▶ [Set task]
Make an exact copy of all the data.

start Provided records

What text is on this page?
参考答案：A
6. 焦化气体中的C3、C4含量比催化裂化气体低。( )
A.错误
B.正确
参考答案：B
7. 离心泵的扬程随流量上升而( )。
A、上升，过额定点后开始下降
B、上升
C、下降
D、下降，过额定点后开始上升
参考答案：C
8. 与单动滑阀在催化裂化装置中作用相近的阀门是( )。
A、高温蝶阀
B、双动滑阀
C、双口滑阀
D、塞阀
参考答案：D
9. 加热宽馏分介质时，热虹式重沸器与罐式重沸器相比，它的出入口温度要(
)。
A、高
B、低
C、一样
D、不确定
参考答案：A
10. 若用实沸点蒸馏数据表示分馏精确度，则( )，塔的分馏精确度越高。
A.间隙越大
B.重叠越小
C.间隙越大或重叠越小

end Provided records

▶ [Solution to this exercise]
What text is on this page?
参考答案：A
6. 焦化气体中的C3、C4含量比催化裂化气体低。( )
A.错误
B.正确
参考答案：B
7. 离心泵的扬程随流量上升而( )。
A、上升，过额定点后开始下降
B、上升
C、下降
D、下降，过额定点后开始上升
参考答案：C
8. 与单动滑阀在催化裂化装置中作用相近的阀门是( )。
A、高温蝶阀
B、双动滑阀
C、双口滑阀
D、塞阀
参考答案：D
9. 加热宽馏分介质时，热虹式重沸器与罐式重沸器相比，它的出入口温度要(
)。
A、高
B、低
C、一样
D、不确定
参考答案：A
10. 若用实沸点蒸馏数据表示分馏精确度，则( )，塔的分馏精确度越高。
A.间隙越大
B.重叠越小
C.间隙越大或重叠越小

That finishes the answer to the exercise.